## start Records for the exercise
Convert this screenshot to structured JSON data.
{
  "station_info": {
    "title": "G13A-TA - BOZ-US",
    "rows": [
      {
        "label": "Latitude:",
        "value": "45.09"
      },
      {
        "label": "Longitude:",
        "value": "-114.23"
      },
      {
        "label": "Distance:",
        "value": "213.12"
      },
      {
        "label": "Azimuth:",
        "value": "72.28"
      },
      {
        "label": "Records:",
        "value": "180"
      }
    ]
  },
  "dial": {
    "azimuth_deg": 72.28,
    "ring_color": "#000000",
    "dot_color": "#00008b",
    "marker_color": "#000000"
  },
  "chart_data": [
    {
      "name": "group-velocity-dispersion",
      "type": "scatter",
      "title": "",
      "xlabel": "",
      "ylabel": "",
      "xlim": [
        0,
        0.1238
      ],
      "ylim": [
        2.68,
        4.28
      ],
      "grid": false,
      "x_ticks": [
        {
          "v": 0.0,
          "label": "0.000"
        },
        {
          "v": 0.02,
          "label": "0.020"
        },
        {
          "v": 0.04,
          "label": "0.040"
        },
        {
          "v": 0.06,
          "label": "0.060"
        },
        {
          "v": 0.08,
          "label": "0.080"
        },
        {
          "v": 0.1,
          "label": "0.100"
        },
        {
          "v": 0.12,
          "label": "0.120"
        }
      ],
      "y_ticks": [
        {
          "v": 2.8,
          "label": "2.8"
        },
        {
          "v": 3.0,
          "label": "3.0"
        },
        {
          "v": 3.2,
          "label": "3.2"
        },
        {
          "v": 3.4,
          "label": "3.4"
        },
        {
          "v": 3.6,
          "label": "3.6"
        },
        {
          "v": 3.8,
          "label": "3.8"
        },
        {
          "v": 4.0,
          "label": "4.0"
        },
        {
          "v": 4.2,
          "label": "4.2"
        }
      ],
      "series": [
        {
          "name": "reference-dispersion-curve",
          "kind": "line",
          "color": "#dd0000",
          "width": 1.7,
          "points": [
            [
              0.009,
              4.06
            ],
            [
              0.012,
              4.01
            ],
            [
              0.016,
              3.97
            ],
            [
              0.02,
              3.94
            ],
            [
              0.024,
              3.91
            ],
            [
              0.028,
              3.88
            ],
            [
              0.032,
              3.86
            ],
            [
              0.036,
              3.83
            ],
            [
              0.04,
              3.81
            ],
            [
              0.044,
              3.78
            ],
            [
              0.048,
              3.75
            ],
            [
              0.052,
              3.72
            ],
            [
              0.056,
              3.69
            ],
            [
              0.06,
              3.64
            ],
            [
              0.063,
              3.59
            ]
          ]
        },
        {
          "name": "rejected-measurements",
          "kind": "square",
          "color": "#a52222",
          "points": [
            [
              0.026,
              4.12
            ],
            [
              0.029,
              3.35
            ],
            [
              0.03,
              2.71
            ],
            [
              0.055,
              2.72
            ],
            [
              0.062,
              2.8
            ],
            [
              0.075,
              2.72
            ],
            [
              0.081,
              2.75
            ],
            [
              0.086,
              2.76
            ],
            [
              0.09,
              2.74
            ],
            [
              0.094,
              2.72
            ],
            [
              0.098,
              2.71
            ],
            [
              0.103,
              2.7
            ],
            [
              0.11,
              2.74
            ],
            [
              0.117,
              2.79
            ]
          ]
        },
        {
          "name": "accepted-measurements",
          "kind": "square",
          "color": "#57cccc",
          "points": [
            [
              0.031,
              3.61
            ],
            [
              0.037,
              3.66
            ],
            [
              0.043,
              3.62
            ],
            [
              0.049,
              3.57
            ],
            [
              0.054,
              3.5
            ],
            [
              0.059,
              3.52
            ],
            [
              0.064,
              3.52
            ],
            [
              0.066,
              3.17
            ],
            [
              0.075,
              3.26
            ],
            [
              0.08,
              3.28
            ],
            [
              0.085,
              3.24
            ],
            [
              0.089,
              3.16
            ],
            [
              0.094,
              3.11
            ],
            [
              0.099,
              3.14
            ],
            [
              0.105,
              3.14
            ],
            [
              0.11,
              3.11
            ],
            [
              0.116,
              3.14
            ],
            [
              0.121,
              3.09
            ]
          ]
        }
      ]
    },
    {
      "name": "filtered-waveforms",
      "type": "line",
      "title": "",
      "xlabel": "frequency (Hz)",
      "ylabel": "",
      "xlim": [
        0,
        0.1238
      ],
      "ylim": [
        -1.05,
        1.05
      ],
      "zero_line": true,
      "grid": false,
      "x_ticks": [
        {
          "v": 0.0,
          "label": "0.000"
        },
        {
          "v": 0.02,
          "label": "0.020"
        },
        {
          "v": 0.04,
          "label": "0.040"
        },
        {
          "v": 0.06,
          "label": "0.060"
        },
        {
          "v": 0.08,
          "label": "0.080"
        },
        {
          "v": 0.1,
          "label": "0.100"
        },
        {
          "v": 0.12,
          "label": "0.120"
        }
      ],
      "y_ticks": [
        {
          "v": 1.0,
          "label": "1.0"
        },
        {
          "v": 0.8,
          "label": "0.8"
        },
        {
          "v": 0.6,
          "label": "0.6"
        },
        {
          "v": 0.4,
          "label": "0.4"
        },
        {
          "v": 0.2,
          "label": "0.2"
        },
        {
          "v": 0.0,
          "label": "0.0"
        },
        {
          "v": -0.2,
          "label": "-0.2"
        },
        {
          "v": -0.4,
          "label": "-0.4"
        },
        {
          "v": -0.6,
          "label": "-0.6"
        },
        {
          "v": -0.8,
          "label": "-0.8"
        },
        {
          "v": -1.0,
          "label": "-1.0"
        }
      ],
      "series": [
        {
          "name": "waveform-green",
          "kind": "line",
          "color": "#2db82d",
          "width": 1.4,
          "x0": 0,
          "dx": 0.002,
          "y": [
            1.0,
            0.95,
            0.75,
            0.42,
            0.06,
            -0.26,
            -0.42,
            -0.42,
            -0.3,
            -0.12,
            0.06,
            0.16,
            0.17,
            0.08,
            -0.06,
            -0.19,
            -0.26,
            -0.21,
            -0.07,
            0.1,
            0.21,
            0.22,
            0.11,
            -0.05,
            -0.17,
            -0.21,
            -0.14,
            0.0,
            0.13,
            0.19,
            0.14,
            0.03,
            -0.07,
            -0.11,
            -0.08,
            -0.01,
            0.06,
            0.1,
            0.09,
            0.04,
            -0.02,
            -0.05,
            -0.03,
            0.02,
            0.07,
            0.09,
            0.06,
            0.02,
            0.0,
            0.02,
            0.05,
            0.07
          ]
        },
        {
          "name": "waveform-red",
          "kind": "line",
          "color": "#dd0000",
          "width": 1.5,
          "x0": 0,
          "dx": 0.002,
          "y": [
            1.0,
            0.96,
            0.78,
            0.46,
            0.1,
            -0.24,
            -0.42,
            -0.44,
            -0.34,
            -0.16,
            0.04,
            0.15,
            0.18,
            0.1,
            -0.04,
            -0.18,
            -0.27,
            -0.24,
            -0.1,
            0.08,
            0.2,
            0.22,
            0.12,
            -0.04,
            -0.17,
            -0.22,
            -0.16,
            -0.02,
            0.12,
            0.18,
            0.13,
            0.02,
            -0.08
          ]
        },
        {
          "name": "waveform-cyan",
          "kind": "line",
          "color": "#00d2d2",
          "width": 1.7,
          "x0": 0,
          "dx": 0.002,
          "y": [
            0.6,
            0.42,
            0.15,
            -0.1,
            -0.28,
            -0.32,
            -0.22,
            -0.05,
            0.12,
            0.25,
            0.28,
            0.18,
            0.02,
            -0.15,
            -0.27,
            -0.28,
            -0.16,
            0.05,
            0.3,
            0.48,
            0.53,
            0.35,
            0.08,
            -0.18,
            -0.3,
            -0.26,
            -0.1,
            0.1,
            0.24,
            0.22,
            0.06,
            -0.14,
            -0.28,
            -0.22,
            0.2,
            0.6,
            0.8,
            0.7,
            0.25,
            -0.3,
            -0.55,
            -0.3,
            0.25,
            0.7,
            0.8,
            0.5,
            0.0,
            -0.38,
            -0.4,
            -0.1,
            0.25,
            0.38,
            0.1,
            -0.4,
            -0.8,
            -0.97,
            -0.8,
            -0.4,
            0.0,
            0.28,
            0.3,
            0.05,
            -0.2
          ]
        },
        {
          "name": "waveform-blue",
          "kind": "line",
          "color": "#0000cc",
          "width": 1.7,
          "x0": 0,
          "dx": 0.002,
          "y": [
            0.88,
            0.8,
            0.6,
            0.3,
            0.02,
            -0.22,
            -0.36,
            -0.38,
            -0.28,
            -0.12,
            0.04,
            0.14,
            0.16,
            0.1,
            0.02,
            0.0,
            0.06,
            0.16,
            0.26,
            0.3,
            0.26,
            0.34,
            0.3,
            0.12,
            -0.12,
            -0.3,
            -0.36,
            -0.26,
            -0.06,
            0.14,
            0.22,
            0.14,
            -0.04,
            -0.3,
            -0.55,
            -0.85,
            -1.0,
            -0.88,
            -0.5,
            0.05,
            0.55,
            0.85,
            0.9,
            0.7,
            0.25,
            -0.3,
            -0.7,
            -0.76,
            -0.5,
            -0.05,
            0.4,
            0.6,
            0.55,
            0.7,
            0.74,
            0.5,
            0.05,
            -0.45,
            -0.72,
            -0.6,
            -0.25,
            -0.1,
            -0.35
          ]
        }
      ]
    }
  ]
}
## end Records for the exercise
Exercise description: Gather each line from the entries above that includes the word "measurements".

Solution to this exercise:
          "name": "rejected-measurements",
          "name": "accepted-measurements",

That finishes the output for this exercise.